▸ **EXTRACTED INFORMATION**
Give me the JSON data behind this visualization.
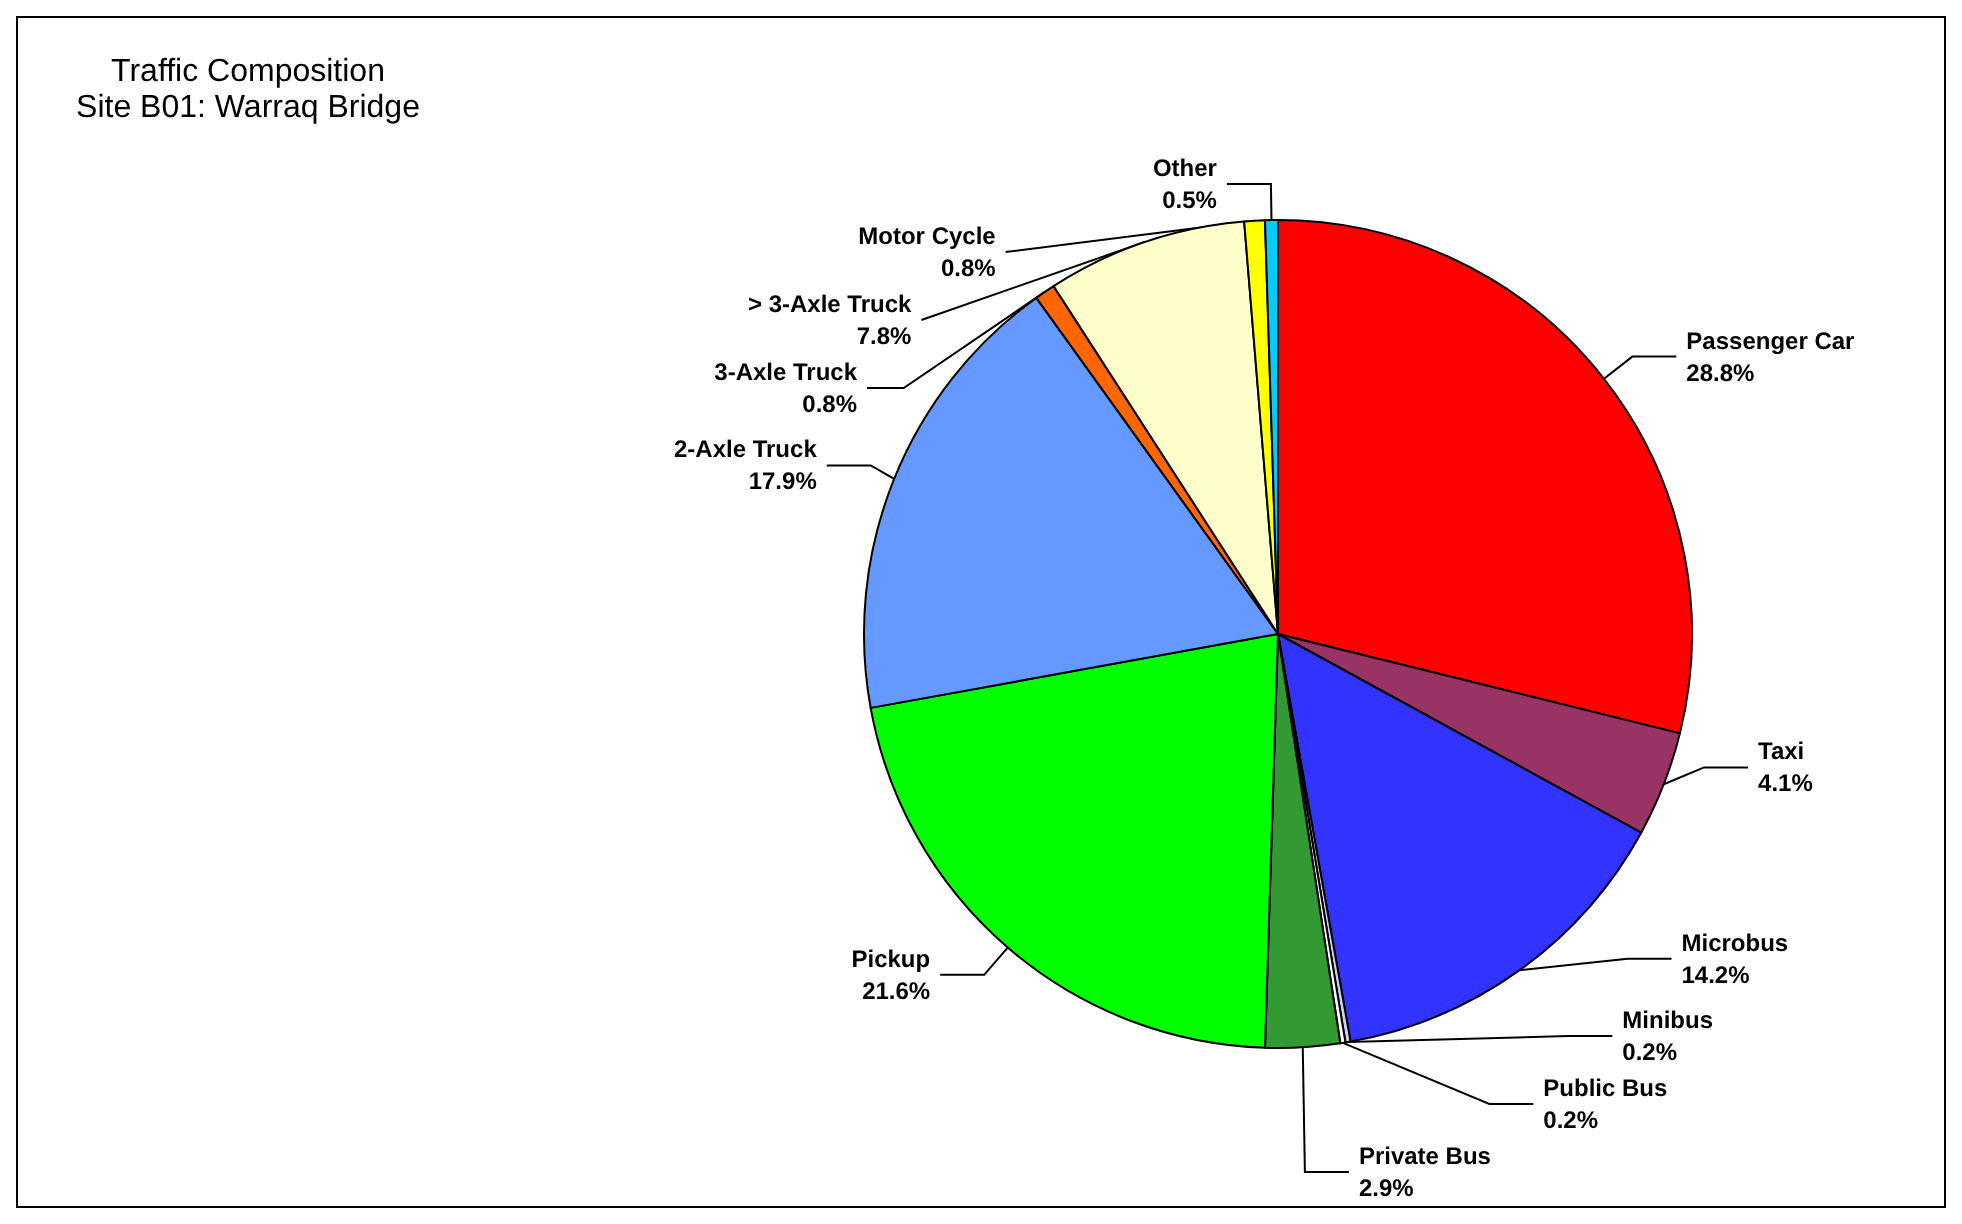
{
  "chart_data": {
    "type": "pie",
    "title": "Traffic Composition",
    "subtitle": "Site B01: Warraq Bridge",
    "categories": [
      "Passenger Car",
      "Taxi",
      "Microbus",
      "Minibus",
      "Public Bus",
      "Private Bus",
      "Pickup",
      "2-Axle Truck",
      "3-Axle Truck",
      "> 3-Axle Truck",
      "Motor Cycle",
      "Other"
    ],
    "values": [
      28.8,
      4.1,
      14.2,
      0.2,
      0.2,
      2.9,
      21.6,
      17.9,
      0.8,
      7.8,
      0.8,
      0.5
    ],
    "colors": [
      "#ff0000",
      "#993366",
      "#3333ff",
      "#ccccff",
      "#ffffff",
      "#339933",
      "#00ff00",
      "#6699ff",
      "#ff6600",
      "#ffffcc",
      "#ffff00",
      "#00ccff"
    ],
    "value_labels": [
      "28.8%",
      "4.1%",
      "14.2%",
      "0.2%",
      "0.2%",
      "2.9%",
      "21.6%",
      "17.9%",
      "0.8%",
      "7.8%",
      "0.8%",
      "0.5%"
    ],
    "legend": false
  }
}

▸ **YOUR OBJECTIVE**
Set the listing down in full and exactly. Pictures within it should not appear in the copy.

▸ **WRITTEN SOLUTION**
Give me the JSON data behind this visualization.
{
  "chart_data": {
    "type": "pie",
    "title": "Traffic Composition",
    "subtitle": "Site B01: Warraq Bridge",
    "categories": [
      "Passenger Car",
      "Taxi",
      "Microbus",
      "Minibus",
      "Public Bus",
      "Private Bus",
      "Pickup",
      "2-Axle Truck",
      "3-Axle Truck",
      "> 3-Axle Truck",
      "Motor Cycle",
      "Other"
    ],
    "values": [
      28.8,
      4.1,
      14.2,
      0.2,
      0.2,
      2.9,
      21.6,
      17.9,
      0.8,
      7.8,
      0.8,
      0.5
    ],
    "colors": [
      "#ff0000",
      "#993366",
      "#3333ff",
      "#ccccff",
      "#ffffff",
      "#339933",
      "#00ff00",
      "#6699ff",
      "#ff6600",
      "#ffffcc",
      "#ffff00",
      "#00ccff"
    ],
    "value_labels": [
      "28.8%",
      "4.1%",
      "14.2%",
      "0.2%",
      "0.2%",
      "2.9%",
      "21.6%",
      "17.9%",
      "0.8%",
      "7.8%",
      "0.8%",
      "0.5%"
    ],
    "legend": false
  }
}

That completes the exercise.